→ Material to process
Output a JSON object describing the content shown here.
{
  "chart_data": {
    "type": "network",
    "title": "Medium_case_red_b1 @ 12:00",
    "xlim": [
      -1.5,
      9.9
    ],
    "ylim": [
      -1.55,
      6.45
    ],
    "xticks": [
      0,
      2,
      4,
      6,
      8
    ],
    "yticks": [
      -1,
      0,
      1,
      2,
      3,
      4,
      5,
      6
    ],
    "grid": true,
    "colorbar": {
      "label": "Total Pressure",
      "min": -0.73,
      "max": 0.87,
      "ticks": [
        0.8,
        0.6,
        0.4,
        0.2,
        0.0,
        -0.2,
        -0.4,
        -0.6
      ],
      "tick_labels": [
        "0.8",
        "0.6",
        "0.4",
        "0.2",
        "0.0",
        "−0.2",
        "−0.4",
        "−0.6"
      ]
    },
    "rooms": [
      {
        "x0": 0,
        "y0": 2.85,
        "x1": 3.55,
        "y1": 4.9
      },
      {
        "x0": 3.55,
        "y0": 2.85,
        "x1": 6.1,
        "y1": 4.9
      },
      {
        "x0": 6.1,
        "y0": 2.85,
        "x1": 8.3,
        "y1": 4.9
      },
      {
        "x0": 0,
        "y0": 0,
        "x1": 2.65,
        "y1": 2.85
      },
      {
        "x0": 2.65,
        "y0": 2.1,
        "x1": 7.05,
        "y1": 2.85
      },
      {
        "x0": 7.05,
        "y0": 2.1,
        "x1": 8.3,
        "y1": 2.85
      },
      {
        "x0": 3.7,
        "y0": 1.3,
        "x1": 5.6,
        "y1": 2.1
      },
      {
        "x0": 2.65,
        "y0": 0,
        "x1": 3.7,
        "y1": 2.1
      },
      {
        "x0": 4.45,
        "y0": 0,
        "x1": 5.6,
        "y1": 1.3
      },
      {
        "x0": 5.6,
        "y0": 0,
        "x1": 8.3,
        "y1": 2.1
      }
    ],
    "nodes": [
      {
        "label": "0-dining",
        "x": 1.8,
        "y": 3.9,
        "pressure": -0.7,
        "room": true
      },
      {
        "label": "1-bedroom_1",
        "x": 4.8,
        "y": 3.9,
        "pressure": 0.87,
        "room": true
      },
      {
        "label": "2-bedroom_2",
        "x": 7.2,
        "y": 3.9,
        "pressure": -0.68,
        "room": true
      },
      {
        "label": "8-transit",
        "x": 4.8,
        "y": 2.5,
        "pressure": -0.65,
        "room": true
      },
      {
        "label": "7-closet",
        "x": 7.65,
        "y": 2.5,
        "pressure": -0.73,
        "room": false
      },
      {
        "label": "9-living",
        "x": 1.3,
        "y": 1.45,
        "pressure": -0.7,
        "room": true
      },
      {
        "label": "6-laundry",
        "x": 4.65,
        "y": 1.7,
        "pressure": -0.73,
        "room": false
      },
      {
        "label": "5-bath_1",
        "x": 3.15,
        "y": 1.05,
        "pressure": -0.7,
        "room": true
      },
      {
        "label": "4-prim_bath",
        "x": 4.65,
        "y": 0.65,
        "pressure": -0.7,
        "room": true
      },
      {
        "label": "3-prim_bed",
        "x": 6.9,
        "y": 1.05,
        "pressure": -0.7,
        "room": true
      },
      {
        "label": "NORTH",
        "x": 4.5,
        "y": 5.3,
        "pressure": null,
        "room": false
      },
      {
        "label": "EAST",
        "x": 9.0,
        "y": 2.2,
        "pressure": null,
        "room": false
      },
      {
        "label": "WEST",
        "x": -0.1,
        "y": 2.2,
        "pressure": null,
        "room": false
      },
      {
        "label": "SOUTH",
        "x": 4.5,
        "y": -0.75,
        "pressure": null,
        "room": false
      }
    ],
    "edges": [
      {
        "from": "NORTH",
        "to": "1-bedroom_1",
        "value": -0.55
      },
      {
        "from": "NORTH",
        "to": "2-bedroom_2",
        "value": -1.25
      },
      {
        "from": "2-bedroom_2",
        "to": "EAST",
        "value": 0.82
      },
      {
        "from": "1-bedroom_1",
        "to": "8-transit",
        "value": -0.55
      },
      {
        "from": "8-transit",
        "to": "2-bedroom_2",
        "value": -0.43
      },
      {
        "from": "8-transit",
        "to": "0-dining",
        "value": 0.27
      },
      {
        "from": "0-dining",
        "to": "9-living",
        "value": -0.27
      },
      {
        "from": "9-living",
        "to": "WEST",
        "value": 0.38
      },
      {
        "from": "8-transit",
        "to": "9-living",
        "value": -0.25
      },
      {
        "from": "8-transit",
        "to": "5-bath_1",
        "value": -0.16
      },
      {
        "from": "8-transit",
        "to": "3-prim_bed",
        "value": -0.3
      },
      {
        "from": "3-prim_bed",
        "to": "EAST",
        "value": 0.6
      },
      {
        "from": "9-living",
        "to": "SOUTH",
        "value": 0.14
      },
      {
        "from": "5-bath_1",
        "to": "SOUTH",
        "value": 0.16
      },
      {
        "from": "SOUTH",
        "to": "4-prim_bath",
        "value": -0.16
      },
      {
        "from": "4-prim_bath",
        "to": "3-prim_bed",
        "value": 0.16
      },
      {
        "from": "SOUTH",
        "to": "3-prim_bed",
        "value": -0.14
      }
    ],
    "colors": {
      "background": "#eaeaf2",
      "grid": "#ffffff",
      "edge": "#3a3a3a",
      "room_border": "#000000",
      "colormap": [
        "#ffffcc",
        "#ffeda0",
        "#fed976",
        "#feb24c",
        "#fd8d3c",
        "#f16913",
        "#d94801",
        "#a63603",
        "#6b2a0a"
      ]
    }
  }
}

→ Request
Please restate the data word for word, every record included.

→ Exercise answer
Output a JSON object describing the content shown here.
{
  "chart_data": {
    "type": "network",
    "title": "Medium_case_red_b1 @ 12:00",
    "xlim": [
      -1.5,
      9.9
    ],
    "ylim": [
      -1.55,
      6.45
    ],
    "xticks": [
      0,
      2,
      4,
      6,
      8
    ],
    "yticks": [
      -1,
      0,
      1,
      2,
      3,
      4,
      5,
      6
    ],
    "grid": true,
    "colorbar": {
      "label": "Total Pressure",
      "min": -0.73,
      "max": 0.87,
      "ticks": [
        0.8,
        0.6,
        0.4,
        0.2,
        0.0,
        -0.2,
        -0.4,
        -0.6
      ],
      "tick_labels": [
        "0.8",
        "0.6",
        "0.4",
        "0.2",
        "0.0",
        "−0.2",
        "−0.4",
        "−0.6"
      ]
    },
    "rooms": [
      {
        "x0": 0,
        "y0": 2.85,
        "x1": 3.55,
        "y1": 4.9
      },
      {
        "x0": 3.55,
        "y0": 2.85,
        "x1": 6.1,
        "y1": 4.9
      },
      {
        "x0": 6.1,
        "y0": 2.85,
        "x1": 8.3,
        "y1": 4.9
      },
      {
        "x0": 0,
        "y0": 0,
        "x1": 2.65,
        "y1": 2.85
      },
      {
        "x0": 2.65,
        "y0": 2.1,
        "x1": 7.05,
        "y1": 2.85
      },
      {
        "x0": 7.05,
        "y0": 2.1,
        "x1": 8.3,
        "y1": 2.85
      },
      {
        "x0": 3.7,
        "y0": 1.3,
        "x1": 5.6,
        "y1": 2.1
      },
      {
        "x0": 2.65,
        "y0": 0,
        "x1": 3.7,
        "y1": 2.1
      },
      {
        "x0": 4.45,
        "y0": 0,
        "x1": 5.6,
        "y1": 1.3
      },
      {
        "x0": 5.6,
        "y0": 0,
        "x1": 8.3,
        "y1": 2.1
      }
    ],
    "nodes": [
      {
        "label": "0-dining",
        "x": 1.8,
        "y": 3.9,
        "pressure": -0.7,
        "room": true
      },
      {
        "label": "1-bedroom_1",
        "x": 4.8,
        "y": 3.9,
        "pressure": 0.87,
        "room": true
      },
      {
        "label": "2-bedroom_2",
        "x": 7.2,
        "y": 3.9,
        "pressure": -0.68,
        "room": true
      },
      {
        "label": "8-transit",
        "x": 4.8,
        "y": 2.5,
        "pressure": -0.65,
        "room": true
      },
      {
        "label": "7-closet",
        "x": 7.65,
        "y": 2.5,
        "pressure": -0.73,
        "room": false
      },
      {
        "label": "9-living",
        "x": 1.3,
        "y": 1.45,
        "pressure": -0.7,
        "room": true
      },
      {
        "label": "6-laundry",
        "x": 4.65,
        "y": 1.7,
        "pressure": -0.73,
        "room": false
      },
      {
        "label": "5-bath_1",
        "x": 3.15,
        "y": 1.05,
        "pressure": -0.7,
        "room": true
      },
      {
        "label": "4-prim_bath",
        "x": 4.65,
        "y": 0.65,
        "pressure": -0.7,
        "room": true
      },
      {
        "label": "3-prim_bed",
        "x": 6.9,
        "y": 1.05,
        "pressure": -0.7,
        "room": true
      },
      {
        "label": "NORTH",
        "x": 4.5,
        "y": 5.3,
        "pressure": null,
        "room": false
      },
      {
        "label": "EAST",
        "x": 9.0,
        "y": 2.2,
        "pressure": null,
        "room": false
      },
      {
        "label": "WEST",
        "x": -0.1,
        "y": 2.2,
        "pressure": null,
        "room": false
      },
      {
        "label": "SOUTH",
        "x": 4.5,
        "y": -0.75,
        "pressure": null,
        "room": false
      }
    ],
    "edges": [
      {
        "from": "NORTH",
        "to": "1-bedroom_1",
        "value": -0.55
      },
      {
        "from": "NORTH",
        "to": "2-bedroom_2",
        "value": -1.25
      },
      {
        "from": "2-bedroom_2",
        "to": "EAST",
        "value": 0.82
      },
      {
        "from": "1-bedroom_1",
        "to": "8-transit",
        "value": -0.55
      },
      {
        "from": "8-transit",
        "to": "2-bedroom_2",
        "value": -0.43
      },
      {
        "from": "8-transit",
        "to": "0-dining",
        "value": 0.27
      },
      {
        "from": "0-dining",
        "to": "9-living",
        "value": -0.27
      },
      {
        "from": "9-living",
        "to": "WEST",
        "value": 0.38
      },
      {
        "from": "8-transit",
        "to": "9-living",
        "value": -0.25
      },
      {
        "from": "8-transit",
        "to": "5-bath_1",
        "value": -0.16
      },
      {
        "from": "8-transit",
        "to": "3-prim_bed",
        "value": -0.3
      },
      {
        "from": "3-prim_bed",
        "to": "EAST",
        "value": 0.6
      },
      {
        "from": "9-living",
        "to": "SOUTH",
        "value": 0.14
      },
      {
        "from": "5-bath_1",
        "to": "SOUTH",
        "value": 0.16
      },
      {
        "from": "SOUTH",
        "to": "4-prim_bath",
        "value": -0.16
      },
      {
        "from": "4-prim_bath",
        "to": "3-prim_bed",
        "value": 0.16
      },
      {
        "from": "SOUTH",
        "to": "3-prim_bed",
        "value": -0.14
      }
    ],
    "colors": {
      "background": "#eaeaf2",
      "grid": "#ffffff",
      "edge": "#3a3a3a",
      "room_border": "#000000",
      "colormap": [
        "#ffffcc",
        "#ffeda0",
        "#fed976",
        "#feb24c",
        "#fd8d3c",
        "#f16913",
        "#d94801",
        "#a63603",
        "#6b2a0a"
      ]
    }
  }
}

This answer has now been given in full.